- **Written task**: Take the entries below and reproduce them word for word.

Dataset items:
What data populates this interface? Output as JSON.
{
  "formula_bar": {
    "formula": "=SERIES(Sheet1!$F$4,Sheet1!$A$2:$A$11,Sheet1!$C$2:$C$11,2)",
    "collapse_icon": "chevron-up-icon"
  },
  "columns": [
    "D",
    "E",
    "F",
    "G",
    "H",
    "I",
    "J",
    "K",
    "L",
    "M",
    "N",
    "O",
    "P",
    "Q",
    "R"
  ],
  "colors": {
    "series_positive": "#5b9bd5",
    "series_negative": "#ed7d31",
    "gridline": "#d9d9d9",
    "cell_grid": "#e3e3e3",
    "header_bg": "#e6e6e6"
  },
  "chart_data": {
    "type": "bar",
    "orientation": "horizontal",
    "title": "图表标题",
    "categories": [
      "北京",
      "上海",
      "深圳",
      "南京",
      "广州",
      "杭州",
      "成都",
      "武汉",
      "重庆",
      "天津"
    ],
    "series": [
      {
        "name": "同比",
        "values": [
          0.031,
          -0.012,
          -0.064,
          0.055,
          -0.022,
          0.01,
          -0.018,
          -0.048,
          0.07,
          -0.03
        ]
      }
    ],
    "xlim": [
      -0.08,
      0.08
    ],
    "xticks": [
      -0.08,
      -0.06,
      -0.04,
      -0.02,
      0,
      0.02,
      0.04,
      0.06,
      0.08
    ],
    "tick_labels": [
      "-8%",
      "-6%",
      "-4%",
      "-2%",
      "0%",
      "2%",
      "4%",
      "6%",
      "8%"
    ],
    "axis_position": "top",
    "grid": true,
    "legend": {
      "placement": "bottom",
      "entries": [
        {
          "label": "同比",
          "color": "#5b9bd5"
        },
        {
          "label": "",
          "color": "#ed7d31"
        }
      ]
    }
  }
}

- **Result of the task**:
What data populates this interface? Output as JSON.
{
  "formula_bar": {
    "formula": "=SERIES(Sheet1!$F$4,Sheet1!$A$2:$A$11,Sheet1!$C$2:$C$11,2)",
    "collapse_icon": "chevron-up-icon"
  },
  "columns": [
    "D",
    "E",
    "F",
    "G",
    "H",
    "I",
    "J",
    "K",
    "L",
    "M",
    "N",
    "O",
    "P",
    "Q",
    "R"
  ],
  "colors": {
    "series_positive": "#5b9bd5",
    "series_negative": "#ed7d31",
    "gridline": "#d9d9d9",
    "cell_grid": "#e3e3e3",
    "header_bg": "#e6e6e6"
  },
  "chart_data": {
    "type": "bar",
    "orientation": "horizontal",
    "title": "图表标题",
    "categories": [
      "北京",
      "上海",
      "深圳",
      "南京",
      "广州",
      "杭州",
      "成都",
      "武汉",
      "重庆",
      "天津"
    ],
    "series": [
      {
        "name": "同比",
        "values": [
          0.031,
          -0.012,
          -0.064,
          0.055,
          -0.022,
          0.01,
          -0.018,
          -0.048,
          0.07,
          -0.03
        ]
      }
    ],
    "xlim": [
      -0.08,
      0.08
    ],
    "xticks": [
      -0.08,
      -0.06,
      -0.04,
      -0.02,
      0,
      0.02,
      0.04,
      0.06,
      0.08
    ],
    "tick_labels": [
      "-8%",
      "-6%",
      "-4%",
      "-2%",
      "0%",
      "2%",
      "4%",
      "6%",
      "8%"
    ],
    "axis_position": "top",
    "grid": true,
    "legend": {
      "placement": "bottom",
      "entries": [
        {
          "label": "同比",
          "color": "#5b9bd5"
        },
        {
          "label": "",
          "color": "#ed7d31"
        }
      ]
    }
  }
}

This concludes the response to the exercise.